**OBJECTIVE:**
Filter these entries, keeping only lines that hold the word "JSON".

**TASK INPUTS:**
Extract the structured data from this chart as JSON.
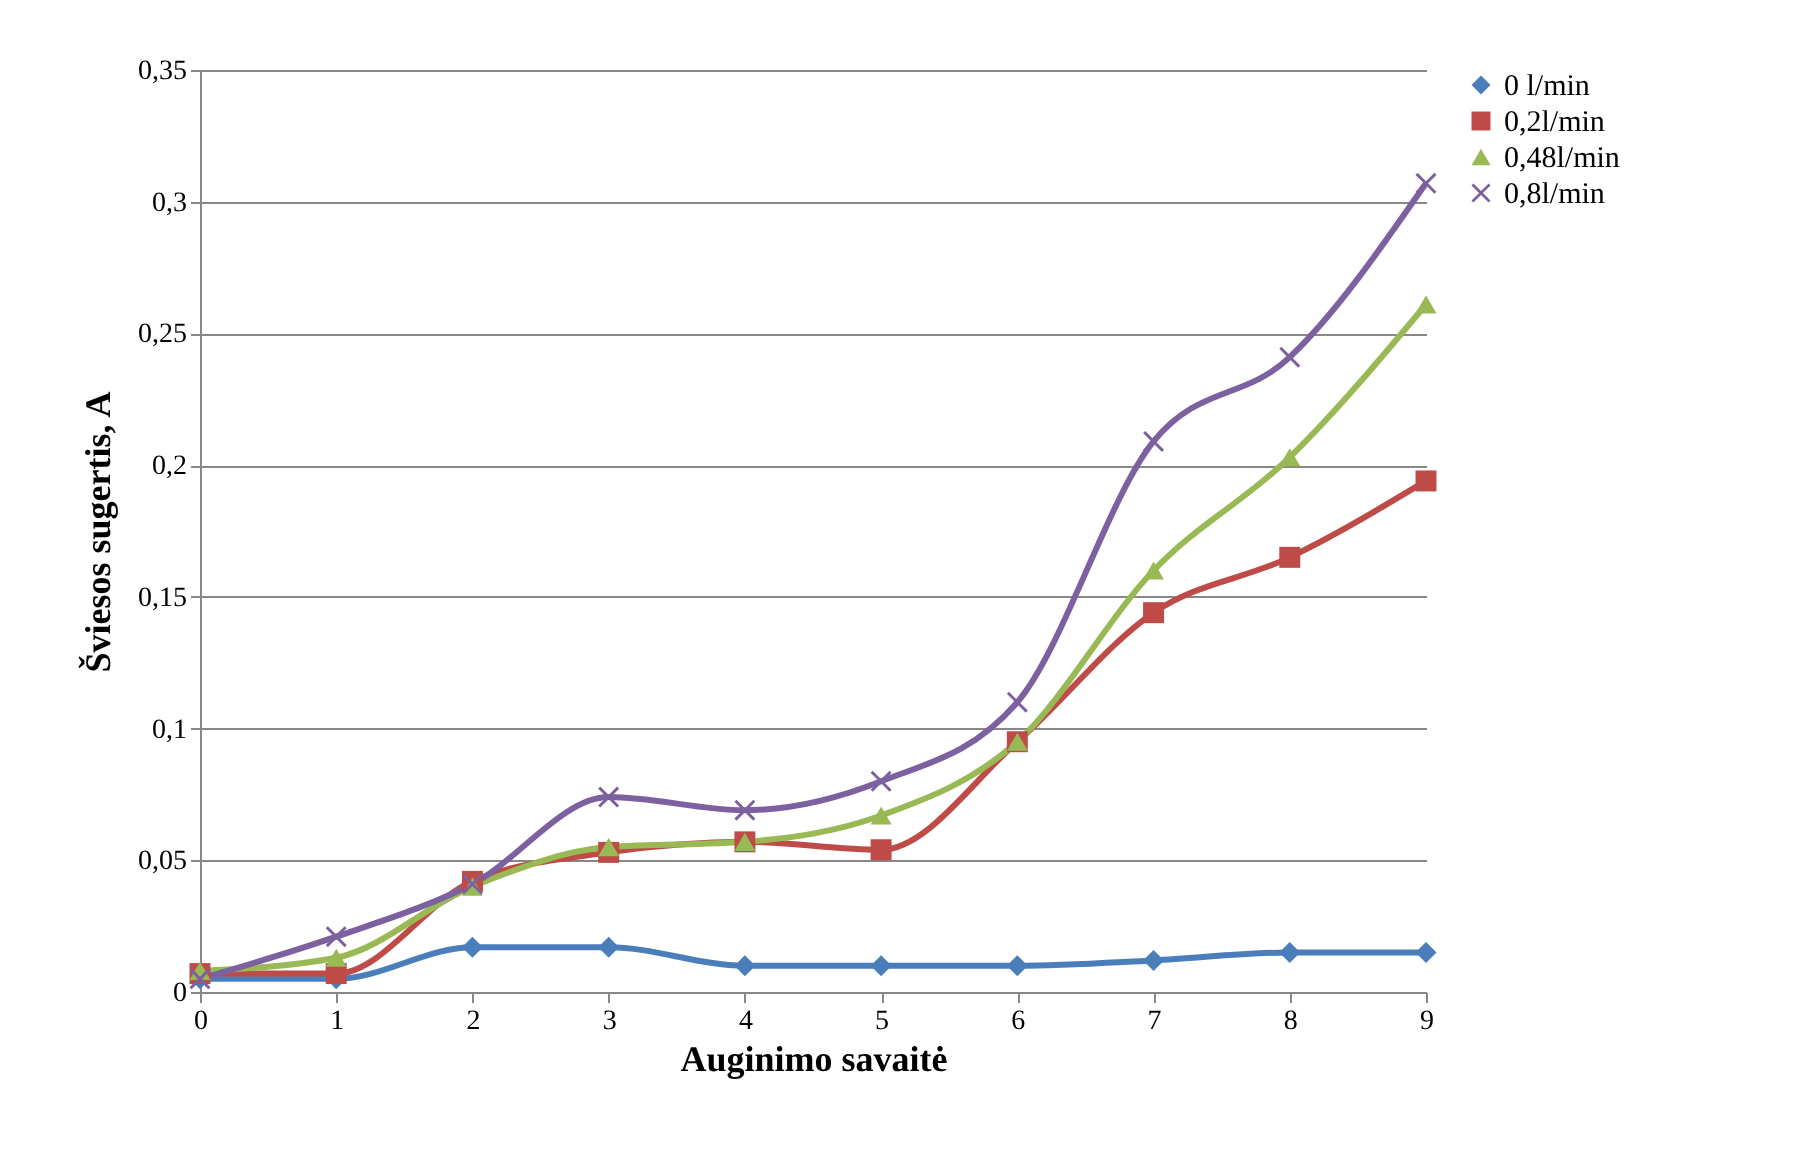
{
  "chart_data": {
    "type": "line",
    "xlabel": "Auginimo savaitė",
    "ylabel": "Šviesos sugertis, A",
    "categories": [
      "0",
      "1",
      "2",
      "3",
      "4",
      "5",
      "6",
      "7",
      "8",
      "9"
    ],
    "series": [
      {
        "name": "0 l/min",
        "color": "#4a7ebb",
        "marker": "diamond",
        "values": [
          0.005,
          0.005,
          0.017,
          0.017,
          0.01,
          0.01,
          0.01,
          0.012,
          0.015,
          0.015
        ]
      },
      {
        "name": "0,2l/min",
        "color": "#be4b48",
        "marker": "square",
        "values": [
          0.007,
          0.007,
          0.042,
          0.053,
          0.057,
          0.054,
          0.095,
          0.144,
          0.165,
          0.194
        ]
      },
      {
        "name": "0,48l/min",
        "color": "#98b954",
        "marker": "triangle",
        "values": [
          0.008,
          0.013,
          0.04,
          0.055,
          0.057,
          0.067,
          0.095,
          0.16,
          0.203,
          0.261
        ]
      },
      {
        "name": "0,8l/min",
        "color": "#7d60a0",
        "marker": "cross",
        "values": [
          0.005,
          0.021,
          0.041,
          0.074,
          0.069,
          0.08,
          0.11,
          0.209,
          0.241,
          0.307
        ]
      }
    ],
    "ylim": [
      0,
      0.35
    ],
    "yticks": [
      {
        "value": 0,
        "label": "0"
      },
      {
        "value": 0.05,
        "label": "0,05"
      },
      {
        "value": 0.1,
        "label": "0,1"
      },
      {
        "value": 0.15,
        "label": "0,15"
      },
      {
        "value": 0.2,
        "label": "0,2"
      },
      {
        "value": 0.25,
        "label": "0,25"
      },
      {
        "value": 0.3,
        "label": "0,3"
      },
      {
        "value": 0.35,
        "label": "0,35"
      }
    ],
    "grid": "y",
    "legend": "right",
    "line_style": "solid"
  }
}
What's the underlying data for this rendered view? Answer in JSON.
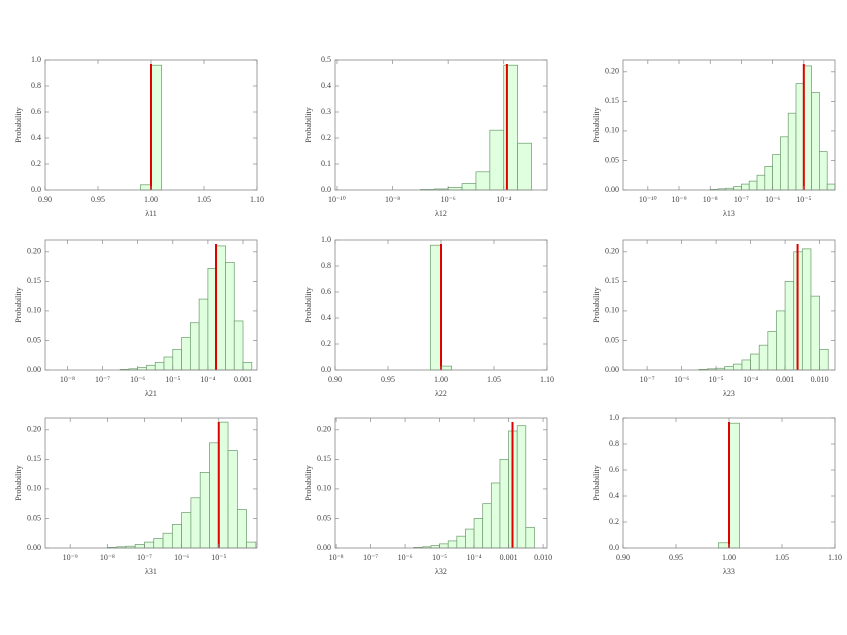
{
  "chart_data": [
    {
      "type": "histogram",
      "xlabel": "λ11",
      "ylabel": "Probability",
      "xscale": "linear",
      "color": "#dfffdf",
      "line_color": "#e00000",
      "bins": [
        0.99,
        1.0,
        1.01
      ],
      "values": [
        0.04,
        0.96
      ],
      "reference_line": 1.0,
      "xlim": [
        0.9,
        1.1
      ],
      "xticks": [
        {
          "value": 0.9,
          "label": "0.90"
        },
        0.95,
        {
          "value": 1,
          "label": "1.00"
        },
        1.05,
        {
          "value": 1.1,
          "label": "1.10"
        }
      ],
      "ylim": [
        0,
        1
      ],
      "yticks": [
        {
          "value": 0,
          "label": "0.0"
        },
        0.2,
        0.4,
        0.6,
        0.8,
        {
          "value": 1,
          "label": "1.0"
        }
      ]
    },
    {
      "type": "histogram",
      "xlabel": "λ12",
      "ylabel": "Probability",
      "xscale": "log",
      "color": "#dfffdf",
      "line_color": "#e00000",
      "bins": [
        1e-07,
        3.162e-07,
        1e-06,
        3.162e-06,
        1e-05,
        3.162e-05,
        0.0001,
        0.0003162,
        0.001
      ],
      "values": [
        0.002,
        0.004,
        0.01,
        0.025,
        0.07,
        0.23,
        0.48,
        0.18
      ],
      "reference_line": 0.00013,
      "xlim": [
        8.5e-11,
        0.0036
      ],
      "xticks": [
        {
          "value": 1e-10,
          "label": "10⁻¹⁰"
        },
        {
          "value": 1e-08,
          "label": "10⁻⁸"
        },
        {
          "value": 1e-06,
          "label": "10⁻⁶"
        },
        {
          "value": 0.0001,
          "label": "10⁻⁴"
        }
      ],
      "ylim": [
        0,
        0.5
      ],
      "yticks": [
        {
          "value": 0,
          "label": "0.0"
        },
        0.1,
        0.2,
        0.3,
        0.4,
        0.5
      ]
    },
    {
      "type": "histogram",
      "xlabel": "λ13",
      "ylabel": "Probability",
      "xscale": "log",
      "color": "#dfffdf",
      "line_color": "#e00000",
      "bins": [
        1e-08,
        1.778e-08,
        3.162e-08,
        5.623e-08,
        1e-07,
        1.778e-07,
        3.162e-07,
        5.623e-07,
        1e-06,
        1.778e-06,
        3.162e-06,
        5.623e-06,
        1e-05,
        1.778e-05,
        3.162e-05,
        5.623e-05,
        0.0001
      ],
      "values": [
        0.001,
        0.002,
        0.003,
        0.006,
        0.01,
        0.015,
        0.025,
        0.04,
        0.06,
        0.09,
        0.13,
        0.18,
        0.21,
        0.165,
        0.065,
        0.01
      ],
      "reference_line": 1e-05,
      "xlim": [
        1.6e-11,
        0.0001
      ],
      "xticks": [
        {
          "value": 1e-10,
          "label": "10⁻¹⁰"
        },
        {
          "value": 1e-09,
          "label": "10⁻⁹"
        },
        {
          "value": 1e-08,
          "label": "10⁻⁸"
        },
        {
          "value": 1e-07,
          "label": "10⁻⁷"
        },
        {
          "value": 1e-06,
          "label": "10⁻⁶"
        },
        {
          "value": 1e-05,
          "label": "10⁻⁵"
        }
      ],
      "ylim": [
        0,
        0.22
      ],
      "yticks": [
        {
          "value": 0,
          "label": "0.00"
        },
        0.05,
        {
          "value": 0.1,
          "label": "0.10"
        },
        0.15,
        {
          "value": 0.2,
          "label": "0.20"
        }
      ]
    },
    {
      "type": "histogram",
      "xlabel": "λ21",
      "ylabel": "Probability",
      "xscale": "log",
      "color": "#dfffdf",
      "line_color": "#e00000",
      "bins": [
        3.162e-07,
        5.623e-07,
        1e-06,
        1.778e-06,
        3.162e-06,
        5.623e-06,
        1e-05,
        1.778e-05,
        3.162e-05,
        5.623e-05,
        0.0001,
        0.0001778,
        0.0003162,
        0.0005623,
        0.001,
        0.001778
      ],
      "values": [
        0.001,
        0.002,
        0.004,
        0.008,
        0.013,
        0.022,
        0.035,
        0.055,
        0.08,
        0.12,
        0.172,
        0.21,
        0.182,
        0.083,
        0.013
      ],
      "reference_line": 0.00017,
      "xlim": [
        2.3e-09,
        0.0025
      ],
      "xticks": [
        {
          "value": 1e-08,
          "label": "10⁻⁸"
        },
        {
          "value": 1e-07,
          "label": "10⁻⁷"
        },
        {
          "value": 1e-06,
          "label": "10⁻⁶"
        },
        {
          "value": 1e-05,
          "label": "10⁻⁵"
        },
        {
          "value": 0.0001,
          "label": "10⁻⁴"
        },
        0.001
      ],
      "ylim": [
        0,
        0.22
      ],
      "yticks": [
        {
          "value": 0,
          "label": "0.00"
        },
        0.05,
        {
          "value": 0.1,
          "label": "0.10"
        },
        0.15,
        {
          "value": 0.2,
          "label": "0.20"
        }
      ]
    },
    {
      "type": "histogram",
      "xlabel": "λ22",
      "ylabel": "Probability",
      "xscale": "linear",
      "color": "#dfffdf",
      "line_color": "#e00000",
      "bins": [
        0.99,
        1.0,
        1.01
      ],
      "values": [
        0.96,
        0.03
      ],
      "reference_line": 1.0,
      "xlim": [
        0.9,
        1.1
      ],
      "xticks": [
        {
          "value": 0.9,
          "label": "0.90"
        },
        0.95,
        {
          "value": 1,
          "label": "1.00"
        },
        1.05,
        {
          "value": 1.1,
          "label": "1.10"
        }
      ],
      "ylim": [
        0,
        1
      ],
      "yticks": [
        {
          "value": 0,
          "label": "0.0"
        },
        0.2,
        0.4,
        0.6,
        0.8,
        {
          "value": 1,
          "label": "1.0"
        }
      ]
    },
    {
      "type": "histogram",
      "xlabel": "λ23",
      "ylabel": "Probability",
      "xscale": "log",
      "color": "#dfffdf",
      "line_color": "#e00000",
      "bins": [
        3.162e-06,
        5.623e-06,
        1e-05,
        1.778e-05,
        3.162e-05,
        5.623e-05,
        0.0001,
        0.0001778,
        0.0003162,
        0.0005623,
        0.001,
        0.001778,
        0.003162,
        0.005623,
        0.01,
        0.01778
      ],
      "values": [
        0.001,
        0.002,
        0.003,
        0.006,
        0.01,
        0.017,
        0.027,
        0.042,
        0.065,
        0.1,
        0.15,
        0.2,
        0.205,
        0.125,
        0.035
      ],
      "reference_line": 0.0023,
      "xlim": [
        2e-08,
        0.028
      ],
      "xticks": [
        {
          "value": 1e-07,
          "label": "10⁻⁷"
        },
        {
          "value": 1e-06,
          "label": "10⁻⁶"
        },
        {
          "value": 1e-05,
          "label": "10⁻⁵"
        },
        {
          "value": 0.0001,
          "label": "10⁻⁴"
        },
        0.001,
        {
          "value": 0.01,
          "label": "0.010"
        }
      ],
      "ylim": [
        0,
        0.22
      ],
      "yticks": [
        {
          "value": 0,
          "label": "0.00"
        },
        0.05,
        {
          "value": 0.1,
          "label": "0.10"
        },
        0.15,
        {
          "value": 0.2,
          "label": "0.20"
        }
      ]
    },
    {
      "type": "histogram",
      "xlabel": "λ31",
      "ylabel": "Probability",
      "xscale": "log",
      "color": "#dfffdf",
      "line_color": "#e00000",
      "bins": [
        1e-08,
        1.778e-08,
        3.162e-08,
        5.623e-08,
        1e-07,
        1.778e-07,
        3.162e-07,
        5.623e-07,
        1e-06,
        1.778e-06,
        3.162e-06,
        5.623e-06,
        1e-05,
        1.778e-05,
        3.162e-05,
        5.623e-05,
        0.0001
      ],
      "values": [
        0.001,
        0.002,
        0.003,
        0.006,
        0.01,
        0.016,
        0.025,
        0.04,
        0.06,
        0.085,
        0.128,
        0.178,
        0.213,
        0.165,
        0.065,
        0.01
      ],
      "reference_line": 1e-05,
      "xlim": [
        2.1e-10,
        0.000107
      ],
      "xticks": [
        {
          "value": 1e-09,
          "label": "10⁻⁹"
        },
        {
          "value": 1e-08,
          "label": "10⁻⁸"
        },
        {
          "value": 1e-07,
          "label": "10⁻⁷"
        },
        {
          "value": 1e-06,
          "label": "10⁻⁶"
        },
        {
          "value": 1e-05,
          "label": "10⁻⁵"
        }
      ],
      "ylim": [
        0,
        0.22
      ],
      "yticks": [
        {
          "value": 0,
          "label": "0.00"
        },
        0.05,
        {
          "value": 0.1,
          "label": "0.10"
        },
        0.15,
        {
          "value": 0.2,
          "label": "0.20"
        }
      ]
    },
    {
      "type": "histogram",
      "xlabel": "λ32",
      "ylabel": "Probability",
      "xscale": "log",
      "color": "#dfffdf",
      "line_color": "#e00000",
      "bins": [
        1.778e-06,
        3.162e-06,
        5.623e-06,
        1e-05,
        1.778e-05,
        3.162e-05,
        5.623e-05,
        0.0001,
        0.0001778,
        0.0003162,
        0.0005623,
        0.001,
        0.001778,
        0.003162,
        0.005623
      ],
      "values": [
        0.001,
        0.002,
        0.004,
        0.007,
        0.012,
        0.02,
        0.032,
        0.05,
        0.075,
        0.11,
        0.15,
        0.198,
        0.207,
        0.035
      ],
      "reference_line": 0.0013,
      "xlim": [
        9.3e-09,
        0.013
      ],
      "xticks": [
        {
          "value": 1e-08,
          "label": "10⁻⁸"
        },
        {
          "value": 1e-07,
          "label": "10⁻⁷"
        },
        {
          "value": 1e-06,
          "label": "10⁻⁶"
        },
        {
          "value": 1e-05,
          "label": "10⁻⁵"
        },
        {
          "value": 0.0001,
          "label": "10⁻⁴"
        },
        0.001,
        {
          "value": 0.01,
          "label": "0.010"
        }
      ],
      "ylim": [
        0,
        0.22
      ],
      "yticks": [
        {
          "value": 0,
          "label": "0.00"
        },
        0.05,
        {
          "value": 0.1,
          "label": "0.10"
        },
        0.15,
        {
          "value": 0.2,
          "label": "0.20"
        }
      ]
    },
    {
      "type": "histogram",
      "xlabel": "λ33",
      "ylabel": "Probability",
      "xscale": "linear",
      "color": "#dfffdf",
      "line_color": "#e00000",
      "bins": [
        0.99,
        1.0,
        1.01
      ],
      "values": [
        0.04,
        0.96
      ],
      "reference_line": 1.0,
      "xlim": [
        0.9,
        1.1
      ],
      "xticks": [
        {
          "value": 0.9,
          "label": "0.90"
        },
        0.95,
        {
          "value": 1,
          "label": "1.00"
        },
        1.05,
        {
          "value": 1.1,
          "label": "1.10"
        }
      ],
      "ylim": [
        0,
        1
      ],
      "yticks": [
        {
          "value": 0,
          "label": "0.0"
        },
        0.2,
        0.4,
        0.6,
        0.8,
        {
          "value": 1,
          "label": "1.0"
        }
      ]
    }
  ]
}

**SOLUTION TO THIS PROBLEM:**
Extract the structured data from this chart as JSON.
What's the underlying data for this rendered view? Answer in JSON.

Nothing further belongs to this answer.